Goal of the exercise –
Extract the records below word for word and ignore the images.
----
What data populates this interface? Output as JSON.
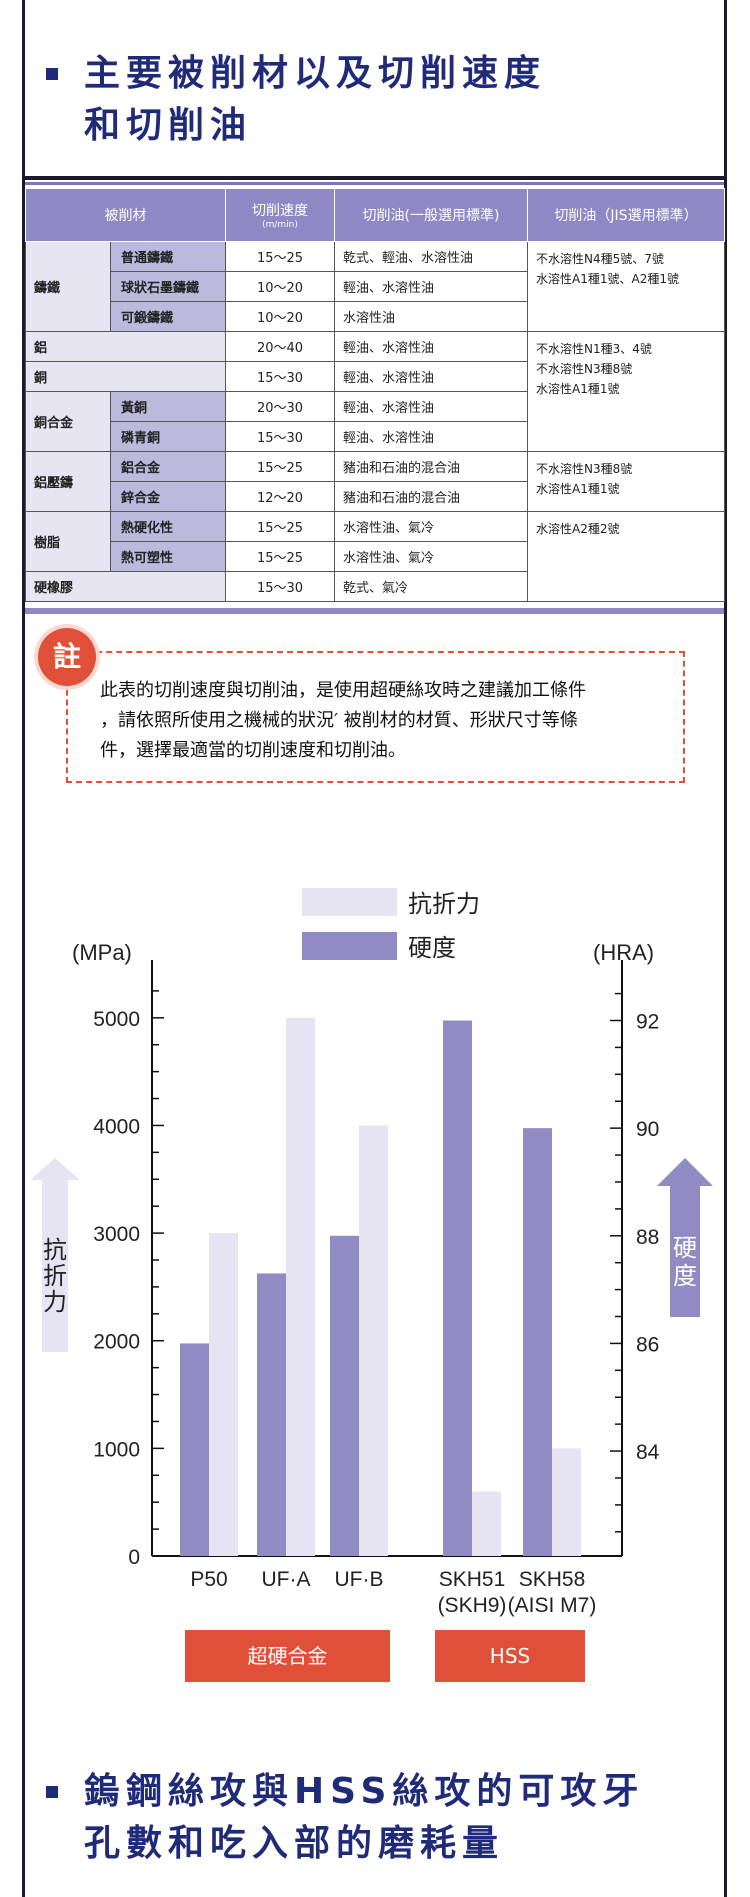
{
  "section1": {
    "title_line1": "主要被削材以及切削速度",
    "title_line2": "和切削油"
  },
  "table": {
    "headers": {
      "material": "被削材",
      "speed": "切削速度",
      "speed_unit": "(m/min)",
      "oil_general": "切削油(一般選用標準)",
      "oil_jis": "切削油（JIS選用標準）"
    },
    "rows": [
      {
        "group": "鑄鐵",
        "sub": "普通鑄鐵",
        "speed": "15〜25",
        "oil": "乾式、輕油、水溶性油"
      },
      {
        "sub": "球狀石墨鑄鐵",
        "speed": "10〜20",
        "oil": "輕油、水溶性油"
      },
      {
        "sub": "可鍛鑄鐵",
        "speed": "10〜20",
        "oil": "水溶性油"
      },
      {
        "group": "鋁",
        "speed": "20〜40",
        "oil": "輕油、水溶性油"
      },
      {
        "group": "銅",
        "speed": "15〜30",
        "oil": "輕油、水溶性油"
      },
      {
        "group": "銅合金",
        "sub": "黃銅",
        "speed": "20〜30",
        "oil": "輕油、水溶性油"
      },
      {
        "sub": "磷青銅",
        "speed": "15〜30",
        "oil": "輕油、水溶性油"
      },
      {
        "group": "鋁壓鑄",
        "sub": "鋁合金",
        "speed": "15〜25",
        "oil": "豬油和石油的混合油"
      },
      {
        "sub": "鋅合金",
        "speed": "12〜20",
        "oil": "豬油和石油的混合油"
      },
      {
        "group": "樹脂",
        "sub": "熱硬化性",
        "speed": "15〜25",
        "oil": "水溶性油、氣冷"
      },
      {
        "sub": "熱可塑性",
        "speed": "15〜25",
        "oil": "水溶性油、氣冷"
      },
      {
        "group": "硬橡膠",
        "speed": "15〜30",
        "oil": "乾式、氣冷"
      }
    ],
    "jis": [
      {
        "line1": "不水溶性N4種5號、7號",
        "line2": "水溶性A1種1號、A2種1號"
      },
      {
        "line1": "不水溶性N1種3、4號",
        "line2": "不水溶性N3種8號",
        "line3": "水溶性A1種1號"
      },
      {
        "line1": "不水溶性N3種8號",
        "line2": "水溶性A1種1號"
      },
      {
        "line1": "水溶性A2種2號"
      }
    ]
  },
  "note": {
    "badge": "註",
    "line1": "此表的切削速度與切削油，是使用超硬絲攻時之建議加工條件",
    "line2": "，請依照所使用之機械的狀況′ 被削材的材質、形狀尺寸等條",
    "line3": "件，選擇最適當的切削速度和切削油。"
  },
  "chart_data": {
    "type": "bar",
    "categories": [
      "P50",
      "UF·A",
      "UF·B",
      "SKH51\n(SKH9)",
      "SKH58\n(AISI M7)"
    ],
    "series": [
      {
        "name": "硬度",
        "axis": "right",
        "values": [
          86,
          87.3,
          88,
          92,
          90
        ]
      },
      {
        "name": "抗折力",
        "axis": "left",
        "values": [
          3000,
          5000,
          4000,
          600,
          1000
        ]
      }
    ],
    "left_axis": {
      "label": "(MPa)",
      "ticks": [
        "0",
        "1000",
        "2000",
        "3000",
        "4000",
        "5000"
      ],
      "range": [
        0,
        5500
      ],
      "arrow_label": "抗折力"
    },
    "right_axis": {
      "label": "(HRA)",
      "ticks": [
        "84",
        "86",
        "88",
        "90",
        "92"
      ],
      "range": [
        82.05,
        93.05
      ],
      "arrow_label": "硬度"
    },
    "groups": [
      {
        "label": "超硬合金",
        "members": [
          "P50",
          "UF·A",
          "UF·B"
        ]
      },
      {
        "label": "HSS",
        "members": [
          "SKH51\n(SKH9)",
          "SKH58\n(AISI M7)"
        ]
      }
    ],
    "colors": {
      "抗折力": "#e6e4f3",
      "硬度": "#918bc4"
    },
    "legend": "top"
  },
  "section2": {
    "title_line1": "鎢鋼絲攻與HSS絲攻的可攻牙",
    "title_line2": "孔數和吃入部的磨耗量"
  }
}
----
Result for this task –
What data populates this interface? Output as JSON.
{
  "section1": {
    "title_line1": "主要被削材以及切削速度",
    "title_line2": "和切削油"
  },
  "table": {
    "headers": {
      "material": "被削材",
      "speed": "切削速度",
      "speed_unit": "(m/min)",
      "oil_general": "切削油(一般選用標準)",
      "oil_jis": "切削油（JIS選用標準）"
    },
    "rows": [
      {
        "group": "鑄鐵",
        "sub": "普通鑄鐵",
        "speed": "15〜25",
        "oil": "乾式、輕油、水溶性油"
      },
      {
        "sub": "球狀石墨鑄鐵",
        "speed": "10〜20",
        "oil": "輕油、水溶性油"
      },
      {
        "sub": "可鍛鑄鐵",
        "speed": "10〜20",
        "oil": "水溶性油"
      },
      {
        "group": "鋁",
        "speed": "20〜40",
        "oil": "輕油、水溶性油"
      },
      {
        "group": "銅",
        "speed": "15〜30",
        "oil": "輕油、水溶性油"
      },
      {
        "group": "銅合金",
        "sub": "黃銅",
        "speed": "20〜30",
        "oil": "輕油、水溶性油"
      },
      {
        "sub": "磷青銅",
        "speed": "15〜30",
        "oil": "輕油、水溶性油"
      },
      {
        "group": "鋁壓鑄",
        "sub": "鋁合金",
        "speed": "15〜25",
        "oil": "豬油和石油的混合油"
      },
      {
        "sub": "鋅合金",
        "speed": "12〜20",
        "oil": "豬油和石油的混合油"
      },
      {
        "group": "樹脂",
        "sub": "熱硬化性",
        "speed": "15〜25",
        "oil": "水溶性油、氣冷"
      },
      {
        "sub": "熱可塑性",
        "speed": "15〜25",
        "oil": "水溶性油、氣冷"
      },
      {
        "group": "硬橡膠",
        "speed": "15〜30",
        "oil": "乾式、氣冷"
      }
    ],
    "jis": [
      {
        "line1": "不水溶性N4種5號、7號",
        "line2": "水溶性A1種1號、A2種1號"
      },
      {
        "line1": "不水溶性N1種3、4號",
        "line2": "不水溶性N3種8號",
        "line3": "水溶性A1種1號"
      },
      {
        "line1": "不水溶性N3種8號",
        "line2": "水溶性A1種1號"
      },
      {
        "line1": "水溶性A2種2號"
      }
    ]
  },
  "note": {
    "badge": "註",
    "line1": "此表的切削速度與切削油，是使用超硬絲攻時之建議加工條件",
    "line2": "，請依照所使用之機械的狀況′ 被削材的材質、形狀尺寸等條",
    "line3": "件，選擇最適當的切削速度和切削油。"
  },
  "chart_data": {
    "type": "bar",
    "categories": [
      "P50",
      "UF·A",
      "UF·B",
      "SKH51\n(SKH9)",
      "SKH58\n(AISI M7)"
    ],
    "series": [
      {
        "name": "硬度",
        "axis": "right",
        "values": [
          86,
          87.3,
          88,
          92,
          90
        ]
      },
      {
        "name": "抗折力",
        "axis": "left",
        "values": [
          3000,
          5000,
          4000,
          600,
          1000
        ]
      }
    ],
    "left_axis": {
      "label": "(MPa)",
      "ticks": [
        "0",
        "1000",
        "2000",
        "3000",
        "4000",
        "5000"
      ],
      "range": [
        0,
        5500
      ],
      "arrow_label": "抗折力"
    },
    "right_axis": {
      "label": "(HRA)",
      "ticks": [
        "84",
        "86",
        "88",
        "90",
        "92"
      ],
      "range": [
        82.05,
        93.05
      ],
      "arrow_label": "硬度"
    },
    "groups": [
      {
        "label": "超硬合金",
        "members": [
          "P50",
          "UF·A",
          "UF·B"
        ]
      },
      {
        "label": "HSS",
        "members": [
          "SKH51\n(SKH9)",
          "SKH58\n(AISI M7)"
        ]
      }
    ],
    "colors": {
      "抗折力": "#e6e4f3",
      "硬度": "#918bc4"
    },
    "legend": "top"
  },
  "section2": {
    "title_line1": "鎢鋼絲攻與HSS絲攻的可攻牙",
    "title_line2": "孔數和吃入部的磨耗量"
  }
}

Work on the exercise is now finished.